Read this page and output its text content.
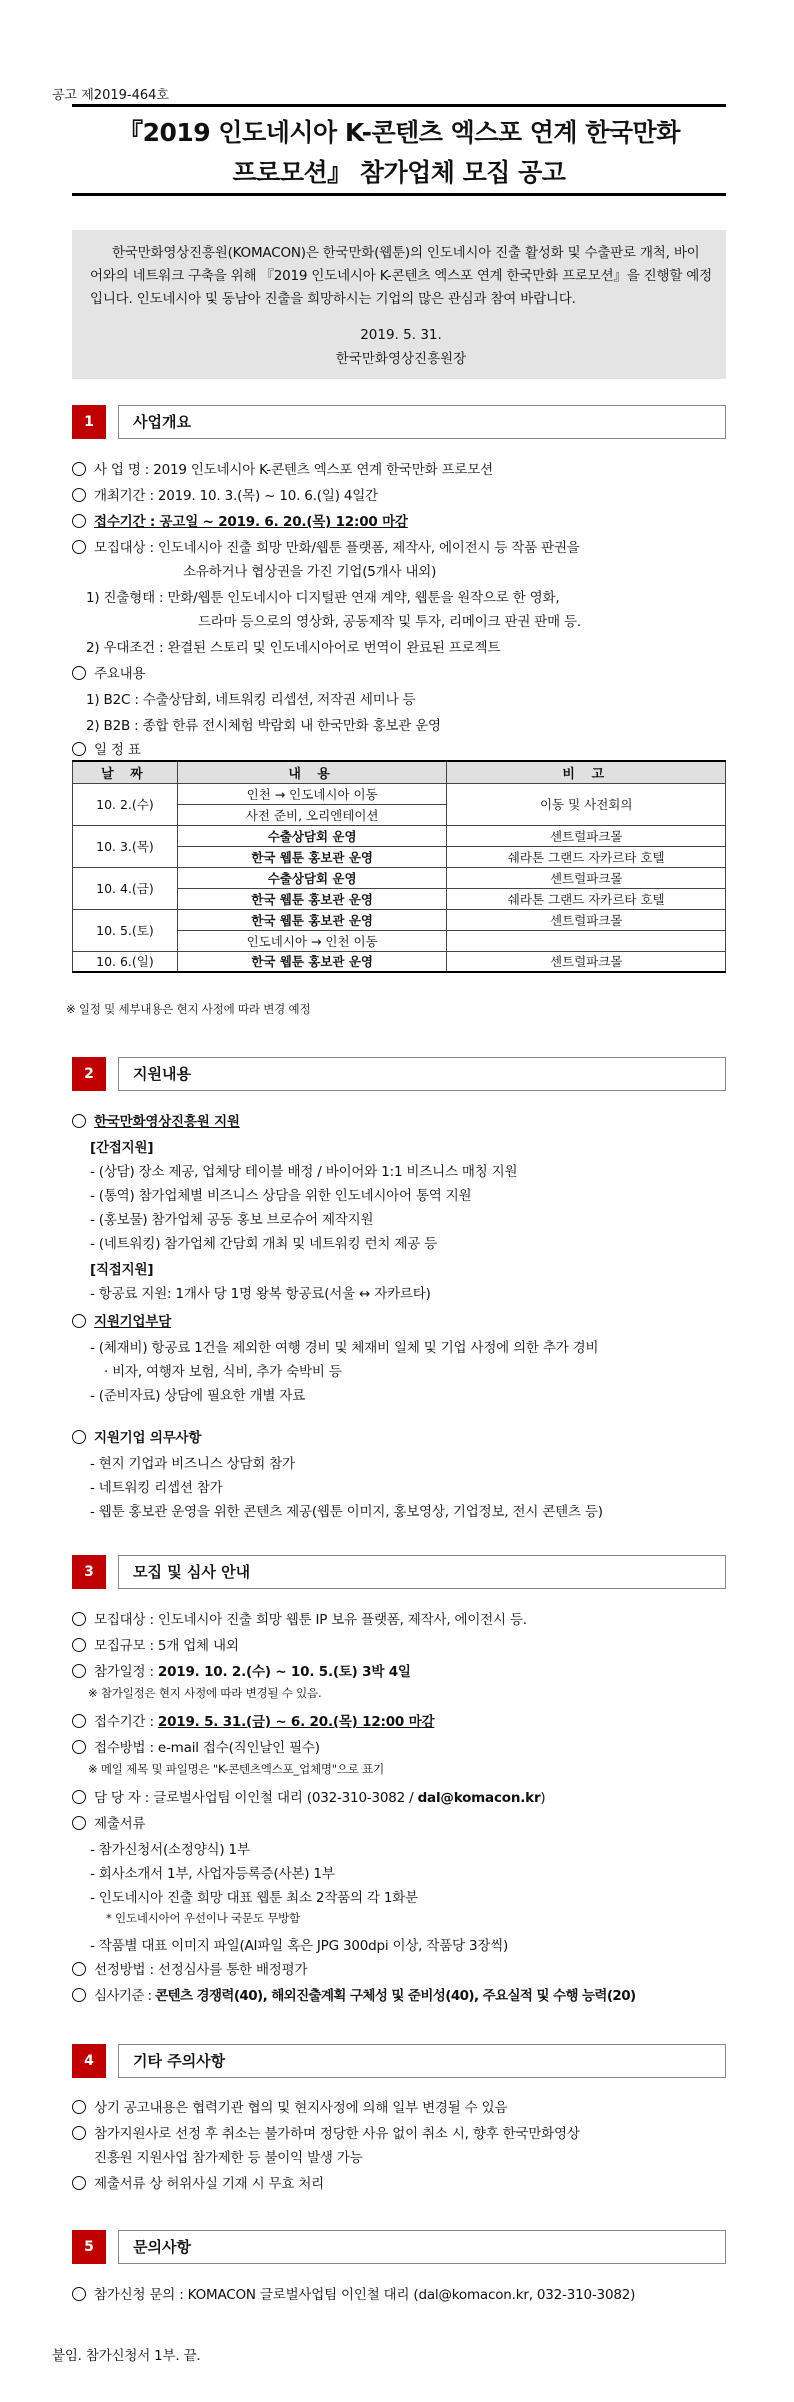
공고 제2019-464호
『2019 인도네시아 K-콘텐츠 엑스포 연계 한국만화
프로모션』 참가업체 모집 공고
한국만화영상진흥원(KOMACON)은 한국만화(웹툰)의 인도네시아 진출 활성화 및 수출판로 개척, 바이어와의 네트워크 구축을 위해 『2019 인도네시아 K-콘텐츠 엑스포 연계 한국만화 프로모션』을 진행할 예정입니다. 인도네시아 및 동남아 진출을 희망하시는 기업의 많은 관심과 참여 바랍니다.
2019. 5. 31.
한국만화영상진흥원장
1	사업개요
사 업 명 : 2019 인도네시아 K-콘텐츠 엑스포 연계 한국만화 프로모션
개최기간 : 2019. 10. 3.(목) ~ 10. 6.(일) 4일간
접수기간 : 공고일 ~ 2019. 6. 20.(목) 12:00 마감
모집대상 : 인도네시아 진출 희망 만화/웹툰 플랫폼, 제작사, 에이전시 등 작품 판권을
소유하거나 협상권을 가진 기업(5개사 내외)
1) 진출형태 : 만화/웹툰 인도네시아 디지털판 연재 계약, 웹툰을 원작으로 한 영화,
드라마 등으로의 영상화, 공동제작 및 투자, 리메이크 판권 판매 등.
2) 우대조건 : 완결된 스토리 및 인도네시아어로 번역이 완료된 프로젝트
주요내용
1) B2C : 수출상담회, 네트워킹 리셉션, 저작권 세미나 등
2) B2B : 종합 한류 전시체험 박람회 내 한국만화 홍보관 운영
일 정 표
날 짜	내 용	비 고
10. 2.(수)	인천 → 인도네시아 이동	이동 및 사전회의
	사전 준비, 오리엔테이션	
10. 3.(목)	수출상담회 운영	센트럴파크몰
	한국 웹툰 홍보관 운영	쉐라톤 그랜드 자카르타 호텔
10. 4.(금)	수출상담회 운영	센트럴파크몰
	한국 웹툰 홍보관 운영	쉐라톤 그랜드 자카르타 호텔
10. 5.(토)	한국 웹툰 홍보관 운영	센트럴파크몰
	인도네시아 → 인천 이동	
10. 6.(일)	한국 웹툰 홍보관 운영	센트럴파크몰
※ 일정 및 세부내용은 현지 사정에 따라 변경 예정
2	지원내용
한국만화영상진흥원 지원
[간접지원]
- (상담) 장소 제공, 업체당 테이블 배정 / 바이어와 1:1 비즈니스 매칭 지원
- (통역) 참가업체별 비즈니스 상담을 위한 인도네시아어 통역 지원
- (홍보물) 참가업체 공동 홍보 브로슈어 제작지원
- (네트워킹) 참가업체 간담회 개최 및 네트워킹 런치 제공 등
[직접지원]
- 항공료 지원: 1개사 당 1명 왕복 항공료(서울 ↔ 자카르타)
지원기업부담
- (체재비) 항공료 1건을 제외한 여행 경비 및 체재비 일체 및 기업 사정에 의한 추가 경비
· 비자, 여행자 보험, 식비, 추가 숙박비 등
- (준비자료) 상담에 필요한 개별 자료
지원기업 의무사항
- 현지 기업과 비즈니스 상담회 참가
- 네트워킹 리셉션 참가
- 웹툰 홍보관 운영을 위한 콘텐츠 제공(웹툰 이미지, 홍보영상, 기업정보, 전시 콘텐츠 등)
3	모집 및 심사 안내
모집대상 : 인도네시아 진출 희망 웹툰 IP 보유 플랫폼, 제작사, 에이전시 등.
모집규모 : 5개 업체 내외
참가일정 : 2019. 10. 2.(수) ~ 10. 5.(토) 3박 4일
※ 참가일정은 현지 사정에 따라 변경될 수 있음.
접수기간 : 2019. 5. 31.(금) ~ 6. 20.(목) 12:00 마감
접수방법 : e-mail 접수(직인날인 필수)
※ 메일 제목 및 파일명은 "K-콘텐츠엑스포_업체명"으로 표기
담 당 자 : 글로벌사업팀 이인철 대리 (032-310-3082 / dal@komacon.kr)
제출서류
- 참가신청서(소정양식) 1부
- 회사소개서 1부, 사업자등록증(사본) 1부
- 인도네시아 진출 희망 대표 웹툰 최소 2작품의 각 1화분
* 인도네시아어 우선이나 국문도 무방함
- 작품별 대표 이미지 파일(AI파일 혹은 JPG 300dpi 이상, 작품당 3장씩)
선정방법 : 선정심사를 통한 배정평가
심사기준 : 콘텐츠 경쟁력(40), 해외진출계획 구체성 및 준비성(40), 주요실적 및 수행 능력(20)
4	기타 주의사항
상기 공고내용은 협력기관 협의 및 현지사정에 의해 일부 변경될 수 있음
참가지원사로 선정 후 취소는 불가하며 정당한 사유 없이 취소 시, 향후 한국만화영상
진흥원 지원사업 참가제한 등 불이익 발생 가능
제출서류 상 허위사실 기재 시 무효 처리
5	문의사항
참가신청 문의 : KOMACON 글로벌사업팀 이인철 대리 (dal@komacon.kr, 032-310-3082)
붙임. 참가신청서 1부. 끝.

####################

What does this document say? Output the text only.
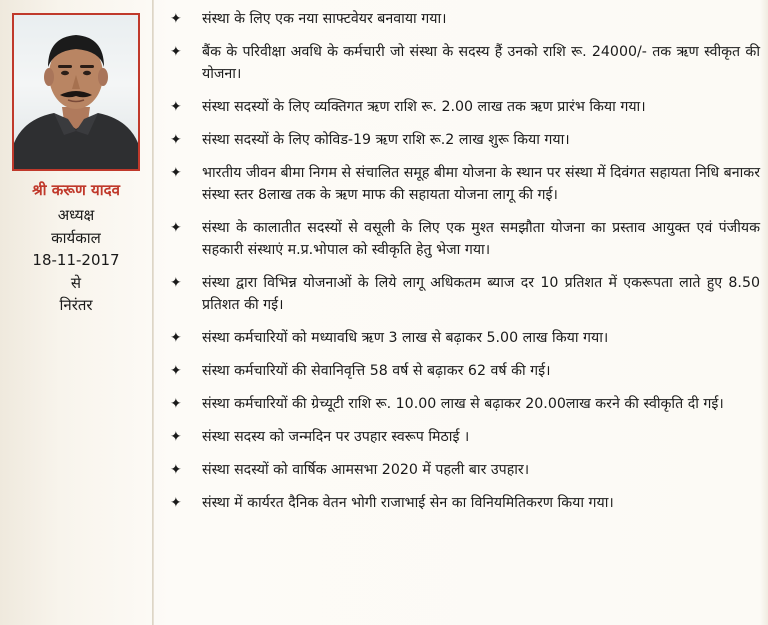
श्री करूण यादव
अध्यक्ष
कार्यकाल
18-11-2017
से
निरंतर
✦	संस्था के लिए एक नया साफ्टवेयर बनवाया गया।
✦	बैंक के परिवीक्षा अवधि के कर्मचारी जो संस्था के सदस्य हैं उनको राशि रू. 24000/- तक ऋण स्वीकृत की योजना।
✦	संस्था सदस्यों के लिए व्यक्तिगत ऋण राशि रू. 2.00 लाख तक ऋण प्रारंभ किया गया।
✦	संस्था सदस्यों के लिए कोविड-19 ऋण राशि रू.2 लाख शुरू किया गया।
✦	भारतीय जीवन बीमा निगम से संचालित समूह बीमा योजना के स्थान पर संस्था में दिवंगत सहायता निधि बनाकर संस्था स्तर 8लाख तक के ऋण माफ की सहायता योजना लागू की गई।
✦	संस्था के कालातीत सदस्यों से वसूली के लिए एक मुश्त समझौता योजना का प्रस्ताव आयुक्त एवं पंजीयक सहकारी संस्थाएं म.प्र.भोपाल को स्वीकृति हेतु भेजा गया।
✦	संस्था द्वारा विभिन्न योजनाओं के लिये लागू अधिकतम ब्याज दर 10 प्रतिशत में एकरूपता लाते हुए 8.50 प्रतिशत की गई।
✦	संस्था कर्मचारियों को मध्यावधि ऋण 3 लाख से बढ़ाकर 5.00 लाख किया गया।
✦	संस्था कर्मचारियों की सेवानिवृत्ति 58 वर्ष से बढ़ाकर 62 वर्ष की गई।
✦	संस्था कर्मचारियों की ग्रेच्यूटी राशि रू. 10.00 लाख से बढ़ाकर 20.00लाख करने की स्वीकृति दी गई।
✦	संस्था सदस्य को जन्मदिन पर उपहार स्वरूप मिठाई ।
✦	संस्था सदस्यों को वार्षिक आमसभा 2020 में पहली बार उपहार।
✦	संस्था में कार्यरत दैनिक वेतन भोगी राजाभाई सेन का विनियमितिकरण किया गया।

####################

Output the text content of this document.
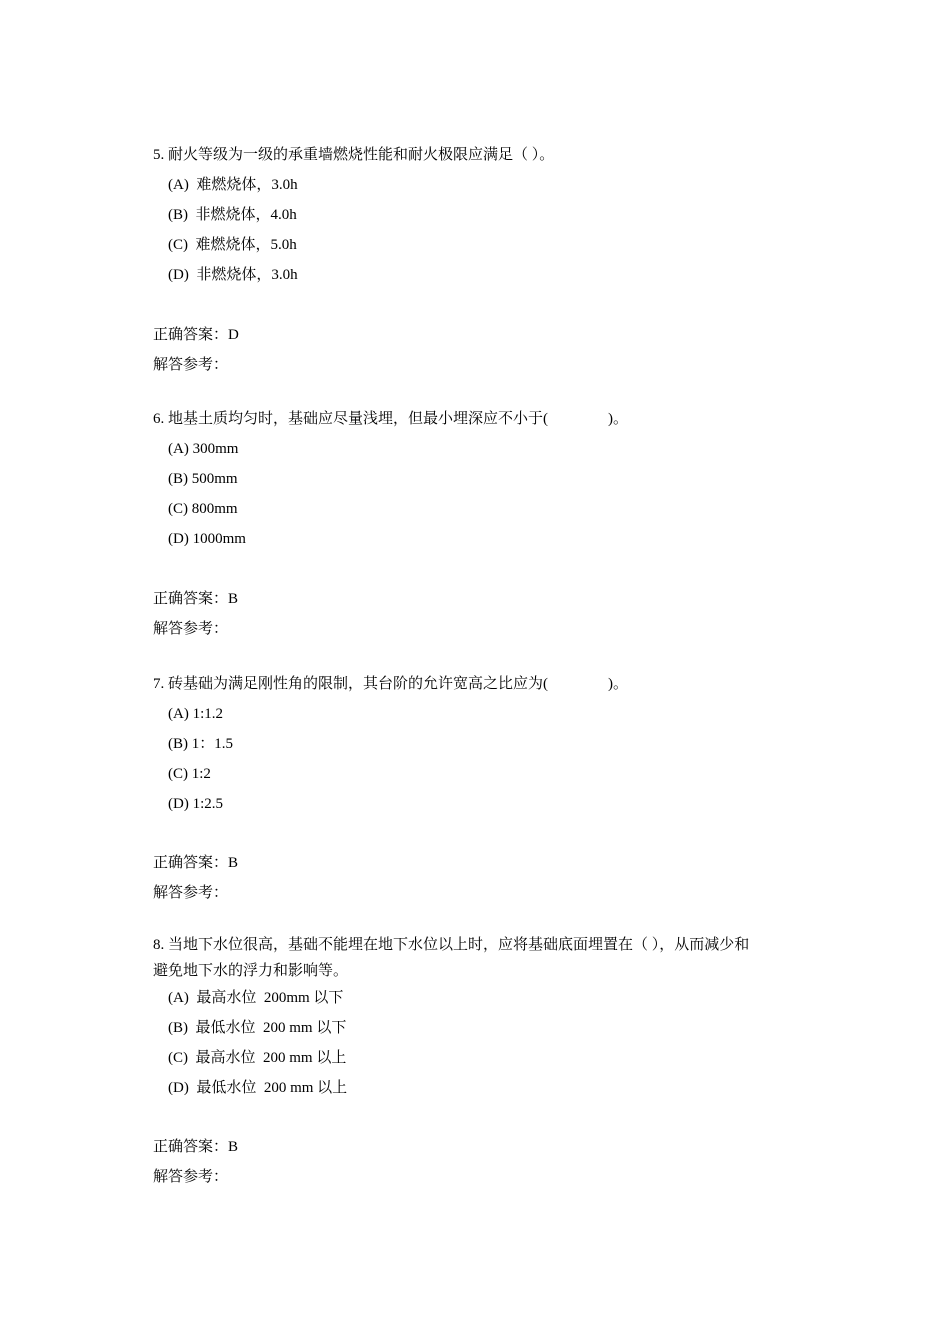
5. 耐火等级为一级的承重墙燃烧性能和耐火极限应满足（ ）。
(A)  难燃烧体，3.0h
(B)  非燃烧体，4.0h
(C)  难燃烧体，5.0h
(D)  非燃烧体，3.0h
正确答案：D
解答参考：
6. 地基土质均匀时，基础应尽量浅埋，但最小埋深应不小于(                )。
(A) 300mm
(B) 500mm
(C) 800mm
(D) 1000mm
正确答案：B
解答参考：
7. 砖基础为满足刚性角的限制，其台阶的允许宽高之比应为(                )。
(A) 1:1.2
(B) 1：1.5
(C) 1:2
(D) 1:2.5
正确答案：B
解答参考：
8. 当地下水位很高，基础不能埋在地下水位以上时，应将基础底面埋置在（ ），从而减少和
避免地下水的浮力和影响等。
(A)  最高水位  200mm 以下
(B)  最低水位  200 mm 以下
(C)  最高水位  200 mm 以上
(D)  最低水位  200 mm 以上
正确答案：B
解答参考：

####################

▸ **Aim**
Write only the number of lines in the records that include the word "글로벌사업팀".

▸ **Written solution**
2